**BLOCO DE TEXTO:**
_ _ _ _

Em um momento em que a política econômica do governo busca estabilidade, o Índice Geral de Preços – Mercado (IGP-M) apresentou uma desaceleração na sua queda em julho, recuando 0,21%, conforme dados divulgados pela Fundação Getulio Vargas (FGV). Esse resultado, embora ainda negativo, é bem mais moderado do que a deflação de 1,18% registrada em junho, e supera as expectativas do mercado, que previam uma queda de 0,46%. Na minha visão, isso reflete uma resiliência positiva da economia, impulsionada por medidas governamentais que visam controlar a inflação e fomentar o crescimento sustentável.
O que torna esse indicador particularmente animador é o seu impacto em setores chave, como o imobiliário, onde o IGP-M é referência para reajustes de aluguéis. Com a variação acumulada em 12 meses caindo para -4,46%, há espaço para otimismo: isso pode aliviar pressões sobre os consumidores e estimular investimentos. Opino que o governo está no caminho certo ao priorizar políticas que equilibram controle inflacionário com estímulos econômicos, evitando os erros do passado que levaram a instabilidades.
Por fim, esse dado da FGV reforça a narrativa de uma recuperação gradual, mesmo diante de desafios globais. É um lembrete positivo de que, com liderança política assertiva, o Brasil pode navegar por águas turbulentas e emergir mais forte, beneficiando diretamente a população adulta que anseia por estabilidade financeira.

_ _ _ _

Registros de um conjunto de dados
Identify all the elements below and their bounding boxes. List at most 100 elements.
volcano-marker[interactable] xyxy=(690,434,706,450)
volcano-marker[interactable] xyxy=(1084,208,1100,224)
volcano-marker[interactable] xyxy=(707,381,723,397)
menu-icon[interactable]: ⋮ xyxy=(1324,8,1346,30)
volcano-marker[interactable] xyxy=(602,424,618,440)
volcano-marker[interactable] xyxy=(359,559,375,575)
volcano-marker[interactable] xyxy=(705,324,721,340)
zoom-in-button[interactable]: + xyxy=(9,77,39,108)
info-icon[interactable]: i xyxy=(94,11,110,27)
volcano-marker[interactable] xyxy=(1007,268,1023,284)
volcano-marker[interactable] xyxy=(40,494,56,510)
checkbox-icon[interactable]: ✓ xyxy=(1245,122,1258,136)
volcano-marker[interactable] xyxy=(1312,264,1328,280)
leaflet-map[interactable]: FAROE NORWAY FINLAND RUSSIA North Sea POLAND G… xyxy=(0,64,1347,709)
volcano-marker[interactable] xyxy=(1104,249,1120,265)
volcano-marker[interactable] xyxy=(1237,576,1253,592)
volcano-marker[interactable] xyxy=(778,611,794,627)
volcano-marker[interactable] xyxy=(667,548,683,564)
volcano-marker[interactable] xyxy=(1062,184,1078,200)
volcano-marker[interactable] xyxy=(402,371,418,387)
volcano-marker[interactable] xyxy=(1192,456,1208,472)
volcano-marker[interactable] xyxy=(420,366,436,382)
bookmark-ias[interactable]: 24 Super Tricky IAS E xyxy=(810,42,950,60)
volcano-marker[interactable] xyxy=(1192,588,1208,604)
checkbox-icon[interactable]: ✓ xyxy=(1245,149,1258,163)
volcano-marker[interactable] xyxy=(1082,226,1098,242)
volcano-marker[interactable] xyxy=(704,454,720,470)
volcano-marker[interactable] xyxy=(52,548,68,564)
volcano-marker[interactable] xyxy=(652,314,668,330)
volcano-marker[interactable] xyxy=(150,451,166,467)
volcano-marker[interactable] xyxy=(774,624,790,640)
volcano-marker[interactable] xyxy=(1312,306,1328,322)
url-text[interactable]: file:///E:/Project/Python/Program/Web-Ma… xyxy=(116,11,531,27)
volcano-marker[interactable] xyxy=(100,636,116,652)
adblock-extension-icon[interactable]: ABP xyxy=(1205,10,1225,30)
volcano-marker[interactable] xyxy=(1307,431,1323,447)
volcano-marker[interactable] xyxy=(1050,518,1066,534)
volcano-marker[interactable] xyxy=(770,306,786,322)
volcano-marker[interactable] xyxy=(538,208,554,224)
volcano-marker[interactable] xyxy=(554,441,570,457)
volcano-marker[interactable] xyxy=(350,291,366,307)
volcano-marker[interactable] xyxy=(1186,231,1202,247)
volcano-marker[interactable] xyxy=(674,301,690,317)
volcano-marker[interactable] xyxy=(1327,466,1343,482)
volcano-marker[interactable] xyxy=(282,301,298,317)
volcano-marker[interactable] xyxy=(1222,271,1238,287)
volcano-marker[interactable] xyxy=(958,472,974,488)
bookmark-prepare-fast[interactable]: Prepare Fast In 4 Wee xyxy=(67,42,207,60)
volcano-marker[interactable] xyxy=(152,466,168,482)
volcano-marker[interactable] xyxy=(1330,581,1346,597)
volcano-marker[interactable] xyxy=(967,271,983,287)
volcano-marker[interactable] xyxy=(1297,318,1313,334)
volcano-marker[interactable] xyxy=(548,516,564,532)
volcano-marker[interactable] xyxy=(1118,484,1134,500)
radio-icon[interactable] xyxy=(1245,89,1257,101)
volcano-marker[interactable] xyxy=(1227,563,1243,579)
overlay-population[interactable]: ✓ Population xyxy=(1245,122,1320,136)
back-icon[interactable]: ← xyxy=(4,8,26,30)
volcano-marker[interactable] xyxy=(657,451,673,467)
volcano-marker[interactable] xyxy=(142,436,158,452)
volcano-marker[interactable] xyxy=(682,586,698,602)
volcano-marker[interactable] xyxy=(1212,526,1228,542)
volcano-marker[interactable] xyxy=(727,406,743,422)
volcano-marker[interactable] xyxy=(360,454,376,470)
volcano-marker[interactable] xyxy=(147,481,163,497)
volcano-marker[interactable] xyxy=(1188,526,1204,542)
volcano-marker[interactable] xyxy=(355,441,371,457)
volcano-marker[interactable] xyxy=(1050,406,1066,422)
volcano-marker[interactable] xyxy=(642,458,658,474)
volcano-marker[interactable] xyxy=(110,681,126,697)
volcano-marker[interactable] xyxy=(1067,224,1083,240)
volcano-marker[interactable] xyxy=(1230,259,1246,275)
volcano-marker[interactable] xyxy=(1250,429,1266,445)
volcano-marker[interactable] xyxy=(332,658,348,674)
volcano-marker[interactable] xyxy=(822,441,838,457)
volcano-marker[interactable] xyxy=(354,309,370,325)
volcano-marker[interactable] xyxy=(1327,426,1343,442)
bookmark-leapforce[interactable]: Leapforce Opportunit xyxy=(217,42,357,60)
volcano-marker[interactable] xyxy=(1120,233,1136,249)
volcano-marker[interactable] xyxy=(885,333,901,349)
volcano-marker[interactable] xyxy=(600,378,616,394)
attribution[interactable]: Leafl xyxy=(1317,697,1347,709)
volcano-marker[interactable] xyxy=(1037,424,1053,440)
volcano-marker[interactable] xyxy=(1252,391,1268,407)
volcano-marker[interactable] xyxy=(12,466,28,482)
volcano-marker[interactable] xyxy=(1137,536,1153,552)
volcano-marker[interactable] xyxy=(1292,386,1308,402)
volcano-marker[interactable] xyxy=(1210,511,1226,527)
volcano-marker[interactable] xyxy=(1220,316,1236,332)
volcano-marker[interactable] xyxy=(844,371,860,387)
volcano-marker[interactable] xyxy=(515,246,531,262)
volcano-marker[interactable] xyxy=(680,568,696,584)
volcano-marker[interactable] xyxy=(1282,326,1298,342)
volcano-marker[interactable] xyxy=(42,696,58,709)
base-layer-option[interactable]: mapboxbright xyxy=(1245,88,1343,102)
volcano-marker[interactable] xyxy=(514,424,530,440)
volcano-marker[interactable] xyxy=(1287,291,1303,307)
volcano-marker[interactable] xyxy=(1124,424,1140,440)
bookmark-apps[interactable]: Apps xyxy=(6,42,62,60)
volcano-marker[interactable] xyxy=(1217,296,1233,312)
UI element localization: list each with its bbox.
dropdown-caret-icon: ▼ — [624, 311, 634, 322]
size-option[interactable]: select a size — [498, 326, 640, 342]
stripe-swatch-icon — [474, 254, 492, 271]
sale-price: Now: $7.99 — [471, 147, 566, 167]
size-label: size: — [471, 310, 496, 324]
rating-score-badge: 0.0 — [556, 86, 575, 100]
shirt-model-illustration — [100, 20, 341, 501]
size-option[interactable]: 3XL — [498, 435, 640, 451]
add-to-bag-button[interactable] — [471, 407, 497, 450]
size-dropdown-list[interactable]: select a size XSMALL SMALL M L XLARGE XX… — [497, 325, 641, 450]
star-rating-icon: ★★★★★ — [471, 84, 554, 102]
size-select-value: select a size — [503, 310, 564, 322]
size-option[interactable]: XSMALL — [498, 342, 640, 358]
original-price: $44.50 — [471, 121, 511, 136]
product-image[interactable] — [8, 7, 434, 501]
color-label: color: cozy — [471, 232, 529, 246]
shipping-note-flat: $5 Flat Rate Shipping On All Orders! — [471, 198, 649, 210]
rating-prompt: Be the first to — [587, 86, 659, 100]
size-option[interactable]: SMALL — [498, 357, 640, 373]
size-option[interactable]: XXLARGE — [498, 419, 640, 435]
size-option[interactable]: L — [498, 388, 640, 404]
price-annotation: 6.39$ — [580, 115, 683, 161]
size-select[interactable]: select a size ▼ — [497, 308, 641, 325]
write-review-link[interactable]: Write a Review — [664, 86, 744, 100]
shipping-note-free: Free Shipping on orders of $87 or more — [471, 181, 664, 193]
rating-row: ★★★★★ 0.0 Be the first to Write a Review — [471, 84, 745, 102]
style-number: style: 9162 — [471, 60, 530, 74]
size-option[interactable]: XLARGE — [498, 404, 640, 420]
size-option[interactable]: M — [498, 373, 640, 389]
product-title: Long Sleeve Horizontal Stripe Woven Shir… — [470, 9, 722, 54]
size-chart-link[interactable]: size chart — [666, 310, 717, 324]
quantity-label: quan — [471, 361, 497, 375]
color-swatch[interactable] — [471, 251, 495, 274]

_ _ _ _

**ATIVIDADES:**
**1.** Reescreva de forma mais curta o parágrafo do texto sobre o IGP-M que começa com "O que torna esse indicador", mantendo os fatos principais.
**2.** Transcreva, por favor, o trecho do texto sobre o IGP-M que começa em "O que torna" e vai até "levaram a instabilidades.".

**RESPOSTAS:**
**1.** O IGP-M serve de referência para reajustes de aluguéis no setor imobiliário. Com a variação acumulada em 12 meses caindo para -4,46%, o índice pode aliviar pressões sobre os consumidores e estimular investimentos. O texto defende que o governo acerta ao priorizar políticas que equilibram controle inflacionário e estímulos econômicos, evitando erros do passado que levaram a instabilidades.

**2.**
O que torna esse indicador particularmente animador é o seu impacto em setores chave, como o imobiliário, onde o IGP-M é referência para reajustes de aluguéis. Com a variação acumulada em 12 meses caindo para -4,46%, há espaço para otimismo: isso pode aliviar pressões sobre os consumidores e estimular investimentos. Opino que o governo está no caminho certo ao priorizar políticas que equilibram controle inflacionário com estímulos econômicos, evitando os erros do passado que levaram a instabilidades.